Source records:

****************************************

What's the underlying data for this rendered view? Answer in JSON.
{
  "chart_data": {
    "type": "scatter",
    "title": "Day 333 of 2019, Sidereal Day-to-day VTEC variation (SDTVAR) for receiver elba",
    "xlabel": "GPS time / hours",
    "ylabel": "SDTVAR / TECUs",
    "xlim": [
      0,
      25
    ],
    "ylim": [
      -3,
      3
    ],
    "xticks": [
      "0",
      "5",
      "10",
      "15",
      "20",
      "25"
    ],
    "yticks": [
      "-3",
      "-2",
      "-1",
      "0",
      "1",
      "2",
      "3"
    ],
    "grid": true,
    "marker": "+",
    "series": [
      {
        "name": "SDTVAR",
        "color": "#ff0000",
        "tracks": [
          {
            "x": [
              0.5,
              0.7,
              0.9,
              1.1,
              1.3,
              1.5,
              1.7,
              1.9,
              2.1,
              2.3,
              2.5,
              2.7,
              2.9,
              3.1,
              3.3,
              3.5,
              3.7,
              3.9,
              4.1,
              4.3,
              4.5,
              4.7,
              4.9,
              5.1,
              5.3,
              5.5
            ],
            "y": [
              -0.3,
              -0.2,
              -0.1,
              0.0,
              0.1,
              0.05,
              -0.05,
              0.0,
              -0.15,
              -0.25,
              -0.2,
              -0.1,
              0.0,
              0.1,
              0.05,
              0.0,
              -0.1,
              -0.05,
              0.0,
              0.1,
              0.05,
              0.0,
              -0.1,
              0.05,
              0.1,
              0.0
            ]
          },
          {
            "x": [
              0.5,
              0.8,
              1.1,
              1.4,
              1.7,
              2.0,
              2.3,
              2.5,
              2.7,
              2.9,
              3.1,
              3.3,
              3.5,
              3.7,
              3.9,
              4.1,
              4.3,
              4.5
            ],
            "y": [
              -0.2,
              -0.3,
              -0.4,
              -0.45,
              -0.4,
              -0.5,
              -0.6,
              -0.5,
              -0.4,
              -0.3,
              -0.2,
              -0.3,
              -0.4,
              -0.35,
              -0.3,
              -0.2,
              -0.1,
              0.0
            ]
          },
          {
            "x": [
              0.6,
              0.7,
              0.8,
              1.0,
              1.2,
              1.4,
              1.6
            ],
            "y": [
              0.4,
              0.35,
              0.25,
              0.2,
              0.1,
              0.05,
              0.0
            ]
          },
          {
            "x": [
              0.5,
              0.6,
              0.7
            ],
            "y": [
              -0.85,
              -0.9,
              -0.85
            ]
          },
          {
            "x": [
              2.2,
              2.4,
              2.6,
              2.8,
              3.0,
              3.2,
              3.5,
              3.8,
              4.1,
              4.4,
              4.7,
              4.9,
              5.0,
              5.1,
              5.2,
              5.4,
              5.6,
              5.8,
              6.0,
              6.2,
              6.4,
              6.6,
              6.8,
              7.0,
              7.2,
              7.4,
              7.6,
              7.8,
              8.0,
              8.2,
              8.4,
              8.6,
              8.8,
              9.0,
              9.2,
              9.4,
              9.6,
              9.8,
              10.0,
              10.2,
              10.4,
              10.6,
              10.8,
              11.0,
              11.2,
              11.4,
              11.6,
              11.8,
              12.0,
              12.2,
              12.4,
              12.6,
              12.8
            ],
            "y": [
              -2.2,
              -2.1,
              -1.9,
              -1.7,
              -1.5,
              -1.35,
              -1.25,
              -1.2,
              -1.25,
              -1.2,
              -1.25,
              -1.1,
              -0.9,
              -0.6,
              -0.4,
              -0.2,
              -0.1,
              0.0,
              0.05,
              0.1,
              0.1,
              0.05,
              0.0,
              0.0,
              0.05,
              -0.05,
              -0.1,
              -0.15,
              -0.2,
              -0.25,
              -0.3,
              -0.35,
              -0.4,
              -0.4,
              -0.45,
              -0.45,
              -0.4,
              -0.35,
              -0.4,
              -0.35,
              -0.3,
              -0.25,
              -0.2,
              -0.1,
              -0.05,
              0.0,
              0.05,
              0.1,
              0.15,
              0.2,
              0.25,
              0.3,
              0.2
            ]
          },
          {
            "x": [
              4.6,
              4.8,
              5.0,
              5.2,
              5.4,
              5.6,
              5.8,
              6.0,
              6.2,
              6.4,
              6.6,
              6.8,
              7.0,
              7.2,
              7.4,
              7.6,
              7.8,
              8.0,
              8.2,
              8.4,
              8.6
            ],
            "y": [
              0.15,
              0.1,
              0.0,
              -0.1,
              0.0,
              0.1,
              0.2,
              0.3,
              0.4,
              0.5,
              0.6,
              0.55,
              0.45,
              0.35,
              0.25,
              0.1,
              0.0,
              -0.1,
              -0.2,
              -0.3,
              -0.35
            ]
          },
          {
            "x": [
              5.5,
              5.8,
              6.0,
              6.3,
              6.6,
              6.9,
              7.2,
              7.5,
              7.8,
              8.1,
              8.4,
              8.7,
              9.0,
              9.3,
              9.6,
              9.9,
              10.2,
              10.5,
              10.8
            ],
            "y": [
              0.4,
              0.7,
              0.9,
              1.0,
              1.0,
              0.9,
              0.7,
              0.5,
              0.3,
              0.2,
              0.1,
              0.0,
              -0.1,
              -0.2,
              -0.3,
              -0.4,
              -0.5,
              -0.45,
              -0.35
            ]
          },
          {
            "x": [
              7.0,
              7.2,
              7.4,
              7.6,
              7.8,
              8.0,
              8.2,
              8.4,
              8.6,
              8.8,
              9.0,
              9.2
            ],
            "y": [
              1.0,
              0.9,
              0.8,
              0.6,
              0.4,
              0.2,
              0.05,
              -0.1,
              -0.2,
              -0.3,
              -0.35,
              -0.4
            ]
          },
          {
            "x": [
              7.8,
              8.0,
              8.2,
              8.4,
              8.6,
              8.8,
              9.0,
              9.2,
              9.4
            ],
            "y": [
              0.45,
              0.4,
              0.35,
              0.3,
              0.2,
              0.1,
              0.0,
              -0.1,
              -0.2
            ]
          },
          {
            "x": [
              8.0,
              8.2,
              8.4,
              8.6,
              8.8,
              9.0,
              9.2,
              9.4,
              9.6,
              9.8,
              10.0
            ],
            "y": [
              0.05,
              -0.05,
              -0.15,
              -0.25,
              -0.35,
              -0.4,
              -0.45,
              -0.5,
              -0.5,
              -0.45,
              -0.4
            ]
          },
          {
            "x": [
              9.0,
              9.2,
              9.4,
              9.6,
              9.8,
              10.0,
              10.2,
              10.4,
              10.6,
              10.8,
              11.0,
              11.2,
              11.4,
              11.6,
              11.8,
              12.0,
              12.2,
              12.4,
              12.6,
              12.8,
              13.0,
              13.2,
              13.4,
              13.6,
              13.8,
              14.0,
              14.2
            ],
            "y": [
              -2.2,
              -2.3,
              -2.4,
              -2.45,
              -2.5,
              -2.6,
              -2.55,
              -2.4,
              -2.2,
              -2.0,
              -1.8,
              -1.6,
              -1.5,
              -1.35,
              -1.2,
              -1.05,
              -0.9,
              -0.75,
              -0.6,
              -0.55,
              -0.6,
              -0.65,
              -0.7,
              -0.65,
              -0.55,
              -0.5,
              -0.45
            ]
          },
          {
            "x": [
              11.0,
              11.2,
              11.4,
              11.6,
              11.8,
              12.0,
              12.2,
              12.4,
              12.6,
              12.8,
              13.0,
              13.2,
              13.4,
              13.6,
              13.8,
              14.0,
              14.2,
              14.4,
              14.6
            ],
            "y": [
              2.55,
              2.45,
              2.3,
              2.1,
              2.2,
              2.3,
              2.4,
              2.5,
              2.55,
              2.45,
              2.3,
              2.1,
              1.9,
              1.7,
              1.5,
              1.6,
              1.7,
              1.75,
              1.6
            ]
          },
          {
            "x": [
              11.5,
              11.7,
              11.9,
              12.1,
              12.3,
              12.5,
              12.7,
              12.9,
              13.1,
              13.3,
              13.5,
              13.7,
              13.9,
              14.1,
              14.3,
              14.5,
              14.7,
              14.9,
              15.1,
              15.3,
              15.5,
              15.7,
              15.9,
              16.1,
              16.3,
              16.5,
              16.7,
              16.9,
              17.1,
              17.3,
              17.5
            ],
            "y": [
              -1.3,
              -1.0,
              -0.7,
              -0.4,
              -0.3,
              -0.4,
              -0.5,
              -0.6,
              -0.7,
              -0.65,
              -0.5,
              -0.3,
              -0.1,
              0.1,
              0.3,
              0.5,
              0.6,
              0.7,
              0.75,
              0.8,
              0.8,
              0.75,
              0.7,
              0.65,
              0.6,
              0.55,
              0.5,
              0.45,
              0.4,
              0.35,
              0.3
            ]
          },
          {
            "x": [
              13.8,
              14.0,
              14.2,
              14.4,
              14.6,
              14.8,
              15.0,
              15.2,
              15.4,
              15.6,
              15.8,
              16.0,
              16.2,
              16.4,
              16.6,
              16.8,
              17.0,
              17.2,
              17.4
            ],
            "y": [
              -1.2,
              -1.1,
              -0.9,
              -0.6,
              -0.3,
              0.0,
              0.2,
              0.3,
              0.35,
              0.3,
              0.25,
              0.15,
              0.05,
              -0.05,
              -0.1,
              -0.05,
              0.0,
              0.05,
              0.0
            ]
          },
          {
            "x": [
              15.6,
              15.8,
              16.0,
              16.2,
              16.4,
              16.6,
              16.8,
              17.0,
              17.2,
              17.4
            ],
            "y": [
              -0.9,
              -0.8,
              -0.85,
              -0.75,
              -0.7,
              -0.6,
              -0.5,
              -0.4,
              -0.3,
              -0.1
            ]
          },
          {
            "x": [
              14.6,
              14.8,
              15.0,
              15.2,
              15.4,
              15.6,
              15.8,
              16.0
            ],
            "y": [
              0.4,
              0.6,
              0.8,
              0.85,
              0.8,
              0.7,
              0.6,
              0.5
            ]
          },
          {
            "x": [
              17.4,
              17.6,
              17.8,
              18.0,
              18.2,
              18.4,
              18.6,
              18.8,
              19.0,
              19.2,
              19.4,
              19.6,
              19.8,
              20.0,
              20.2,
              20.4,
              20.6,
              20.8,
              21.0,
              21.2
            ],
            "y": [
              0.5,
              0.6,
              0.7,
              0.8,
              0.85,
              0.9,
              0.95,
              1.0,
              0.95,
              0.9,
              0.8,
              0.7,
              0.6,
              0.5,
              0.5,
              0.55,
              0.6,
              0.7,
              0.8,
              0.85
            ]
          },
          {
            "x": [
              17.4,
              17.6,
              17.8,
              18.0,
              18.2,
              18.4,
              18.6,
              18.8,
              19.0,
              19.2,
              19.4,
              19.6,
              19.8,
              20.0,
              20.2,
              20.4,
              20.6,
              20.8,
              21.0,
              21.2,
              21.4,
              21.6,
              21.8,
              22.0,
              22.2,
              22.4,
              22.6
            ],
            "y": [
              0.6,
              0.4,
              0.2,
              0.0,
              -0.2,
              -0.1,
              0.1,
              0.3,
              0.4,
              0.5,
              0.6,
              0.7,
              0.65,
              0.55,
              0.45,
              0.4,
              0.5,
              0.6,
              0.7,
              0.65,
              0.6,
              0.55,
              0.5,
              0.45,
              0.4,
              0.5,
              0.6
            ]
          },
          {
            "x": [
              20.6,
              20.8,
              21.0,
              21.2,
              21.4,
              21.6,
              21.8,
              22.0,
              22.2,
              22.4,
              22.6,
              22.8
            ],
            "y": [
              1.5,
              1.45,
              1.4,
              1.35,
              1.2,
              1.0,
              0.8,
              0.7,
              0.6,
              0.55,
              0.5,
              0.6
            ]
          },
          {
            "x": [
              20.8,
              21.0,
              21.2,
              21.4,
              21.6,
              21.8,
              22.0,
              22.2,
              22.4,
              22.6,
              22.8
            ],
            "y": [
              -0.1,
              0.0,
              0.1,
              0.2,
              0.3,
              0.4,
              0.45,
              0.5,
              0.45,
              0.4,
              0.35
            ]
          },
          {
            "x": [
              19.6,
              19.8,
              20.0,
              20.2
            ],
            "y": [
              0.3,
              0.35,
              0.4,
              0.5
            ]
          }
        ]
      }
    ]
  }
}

****************************************

Task objective: Take every line that includes the string "SDTVAR" and copy it.

Written reply:
    "title": "Day 333 of 2019, Sidereal Day-to-day VTEC variation (SDTVAR) for receiver elba",
    "ylabel": "SDTVAR / TECUs",
        "name": "SDTVAR",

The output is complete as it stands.